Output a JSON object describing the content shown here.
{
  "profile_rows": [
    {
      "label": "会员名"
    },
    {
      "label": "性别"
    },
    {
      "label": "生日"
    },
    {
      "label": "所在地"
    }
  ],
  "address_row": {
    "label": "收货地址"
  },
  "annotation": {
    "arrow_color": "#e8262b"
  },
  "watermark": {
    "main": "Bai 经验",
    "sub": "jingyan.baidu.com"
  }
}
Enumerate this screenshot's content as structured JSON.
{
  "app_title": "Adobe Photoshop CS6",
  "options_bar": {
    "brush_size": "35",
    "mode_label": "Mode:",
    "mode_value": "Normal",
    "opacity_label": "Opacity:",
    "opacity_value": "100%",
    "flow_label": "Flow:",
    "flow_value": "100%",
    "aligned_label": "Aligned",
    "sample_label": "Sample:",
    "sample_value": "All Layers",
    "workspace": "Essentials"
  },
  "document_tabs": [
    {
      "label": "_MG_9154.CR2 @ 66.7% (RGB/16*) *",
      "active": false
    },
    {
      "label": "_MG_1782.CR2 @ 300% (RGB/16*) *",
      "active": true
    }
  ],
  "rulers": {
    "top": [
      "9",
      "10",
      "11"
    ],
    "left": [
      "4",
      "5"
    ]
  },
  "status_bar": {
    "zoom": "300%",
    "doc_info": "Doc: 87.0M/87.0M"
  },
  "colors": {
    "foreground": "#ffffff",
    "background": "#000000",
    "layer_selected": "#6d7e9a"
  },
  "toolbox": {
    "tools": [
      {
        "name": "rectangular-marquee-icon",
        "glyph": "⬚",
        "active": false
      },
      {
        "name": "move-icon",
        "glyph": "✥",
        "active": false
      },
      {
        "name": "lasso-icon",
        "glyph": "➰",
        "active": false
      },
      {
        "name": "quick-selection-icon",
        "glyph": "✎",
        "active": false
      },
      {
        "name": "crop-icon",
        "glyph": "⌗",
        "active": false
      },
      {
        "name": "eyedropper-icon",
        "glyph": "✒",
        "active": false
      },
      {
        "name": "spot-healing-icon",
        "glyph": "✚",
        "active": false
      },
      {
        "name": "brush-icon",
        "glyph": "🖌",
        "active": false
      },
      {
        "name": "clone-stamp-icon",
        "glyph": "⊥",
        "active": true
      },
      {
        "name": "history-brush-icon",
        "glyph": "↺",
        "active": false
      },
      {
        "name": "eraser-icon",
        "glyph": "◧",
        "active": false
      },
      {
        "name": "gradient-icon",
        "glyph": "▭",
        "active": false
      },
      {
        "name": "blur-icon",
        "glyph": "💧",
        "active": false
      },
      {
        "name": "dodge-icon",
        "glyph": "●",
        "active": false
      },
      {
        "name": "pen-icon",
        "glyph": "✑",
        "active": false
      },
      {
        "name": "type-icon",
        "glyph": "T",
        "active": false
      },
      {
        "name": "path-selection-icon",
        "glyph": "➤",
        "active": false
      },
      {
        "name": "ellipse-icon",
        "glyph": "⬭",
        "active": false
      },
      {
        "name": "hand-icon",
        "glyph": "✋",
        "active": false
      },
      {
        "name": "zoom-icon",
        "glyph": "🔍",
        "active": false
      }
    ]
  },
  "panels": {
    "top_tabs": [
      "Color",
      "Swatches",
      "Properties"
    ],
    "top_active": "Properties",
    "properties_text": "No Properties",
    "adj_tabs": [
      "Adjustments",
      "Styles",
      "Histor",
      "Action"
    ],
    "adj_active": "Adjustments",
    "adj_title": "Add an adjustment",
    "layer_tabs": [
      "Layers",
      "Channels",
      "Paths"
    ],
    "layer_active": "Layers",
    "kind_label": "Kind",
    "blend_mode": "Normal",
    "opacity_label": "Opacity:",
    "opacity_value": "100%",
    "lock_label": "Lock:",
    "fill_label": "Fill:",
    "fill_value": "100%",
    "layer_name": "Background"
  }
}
################
Count how many lines above carry the word "JSON". Only the number is required.

§ Solution to this exercise:
2